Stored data
— Begin —

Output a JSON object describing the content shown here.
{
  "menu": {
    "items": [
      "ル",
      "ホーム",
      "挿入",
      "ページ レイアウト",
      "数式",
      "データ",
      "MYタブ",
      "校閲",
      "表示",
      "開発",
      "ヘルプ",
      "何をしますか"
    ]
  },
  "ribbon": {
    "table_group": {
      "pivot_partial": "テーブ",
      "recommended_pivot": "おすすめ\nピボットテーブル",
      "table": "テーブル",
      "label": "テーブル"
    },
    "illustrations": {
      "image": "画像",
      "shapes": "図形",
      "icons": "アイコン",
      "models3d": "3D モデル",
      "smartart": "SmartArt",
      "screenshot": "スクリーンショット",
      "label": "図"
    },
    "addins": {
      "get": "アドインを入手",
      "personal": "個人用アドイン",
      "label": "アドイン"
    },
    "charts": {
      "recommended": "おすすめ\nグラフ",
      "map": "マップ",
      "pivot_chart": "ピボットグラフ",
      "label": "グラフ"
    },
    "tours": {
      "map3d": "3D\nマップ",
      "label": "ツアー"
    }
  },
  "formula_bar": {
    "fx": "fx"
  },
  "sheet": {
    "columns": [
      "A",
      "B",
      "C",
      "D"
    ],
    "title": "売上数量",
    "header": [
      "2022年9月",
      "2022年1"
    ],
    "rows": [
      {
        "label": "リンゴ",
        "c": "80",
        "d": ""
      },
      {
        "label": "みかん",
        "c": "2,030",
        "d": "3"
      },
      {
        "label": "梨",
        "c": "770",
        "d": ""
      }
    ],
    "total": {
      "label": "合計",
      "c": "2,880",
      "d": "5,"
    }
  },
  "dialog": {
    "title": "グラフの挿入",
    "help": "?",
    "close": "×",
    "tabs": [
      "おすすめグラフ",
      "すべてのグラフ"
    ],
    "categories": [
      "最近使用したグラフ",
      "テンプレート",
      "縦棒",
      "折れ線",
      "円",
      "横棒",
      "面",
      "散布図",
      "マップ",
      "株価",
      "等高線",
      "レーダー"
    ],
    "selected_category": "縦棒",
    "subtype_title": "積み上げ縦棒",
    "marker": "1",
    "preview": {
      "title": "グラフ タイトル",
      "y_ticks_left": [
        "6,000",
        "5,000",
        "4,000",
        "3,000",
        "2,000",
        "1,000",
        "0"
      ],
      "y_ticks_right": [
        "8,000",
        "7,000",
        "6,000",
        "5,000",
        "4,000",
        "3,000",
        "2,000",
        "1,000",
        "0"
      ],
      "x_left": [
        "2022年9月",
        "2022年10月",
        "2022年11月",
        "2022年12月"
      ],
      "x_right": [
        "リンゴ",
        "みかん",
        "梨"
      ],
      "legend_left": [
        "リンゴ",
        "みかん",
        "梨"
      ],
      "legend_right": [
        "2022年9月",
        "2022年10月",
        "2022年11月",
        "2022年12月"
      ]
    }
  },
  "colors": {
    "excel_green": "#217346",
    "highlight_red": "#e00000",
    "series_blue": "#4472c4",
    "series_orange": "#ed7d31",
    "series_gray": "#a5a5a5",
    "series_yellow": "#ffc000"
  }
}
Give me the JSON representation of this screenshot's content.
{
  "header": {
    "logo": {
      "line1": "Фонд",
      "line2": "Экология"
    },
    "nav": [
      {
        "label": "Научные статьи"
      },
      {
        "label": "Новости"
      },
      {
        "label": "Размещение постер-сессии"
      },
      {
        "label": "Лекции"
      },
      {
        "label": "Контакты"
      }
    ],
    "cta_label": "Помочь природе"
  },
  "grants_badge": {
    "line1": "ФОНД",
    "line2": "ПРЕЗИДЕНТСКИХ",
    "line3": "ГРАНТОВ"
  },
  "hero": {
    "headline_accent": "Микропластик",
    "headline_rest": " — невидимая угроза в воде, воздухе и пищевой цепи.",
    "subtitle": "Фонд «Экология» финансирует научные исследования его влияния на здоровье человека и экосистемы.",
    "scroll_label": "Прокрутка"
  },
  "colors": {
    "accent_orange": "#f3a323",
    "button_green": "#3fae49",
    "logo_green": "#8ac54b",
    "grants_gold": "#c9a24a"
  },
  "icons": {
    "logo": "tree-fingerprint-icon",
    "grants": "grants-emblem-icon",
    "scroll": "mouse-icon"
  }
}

— End —

Only the lines from the one containing "Give me the" through the end of the entries above belong in the answer; repeat them exactly.

Give me the JSON representation of this screenshot's content.
{
  "header": {
    "logo": {
      "line1": "Фонд",
      "line2": "Экология"
    },
    "nav": [
      {
        "label": "Научные статьи"
      },
      {
        "label": "Новости"
      },
      {
        "label": "Размещение постер-сессии"
      },
      {
        "label": "Лекции"
      },
      {
        "label": "Контакты"
      }
    ],
    "cta_label": "Помочь природе"
  },
  "grants_badge": {
    "line1": "ФОНД",
    "line2": "ПРЕЗИДЕНТСКИХ",
    "line3": "ГРАНТОВ"
  },
  "hero": {
    "headline_accent": "Микропластик",
    "headline_rest": " — невидимая угроза в воде, воздухе и пищевой цепи.",
    "subtitle": "Фонд «Экология» финансирует научные исследования его влияния на здоровье человека и экосистемы.",
    "scroll_label": "Прокрутка"
  },
  "colors": {
    "accent_orange": "#f3a323",
    "button_green": "#3fae49",
    "logo_green": "#8ac54b",
    "grants_gold": "#c9a24a"
  },
  "icons": {
    "logo": "tree-fingerprint-icon",
    "grants": "grants-emblem-icon",
    "scroll": "mouse-icon"
  }
}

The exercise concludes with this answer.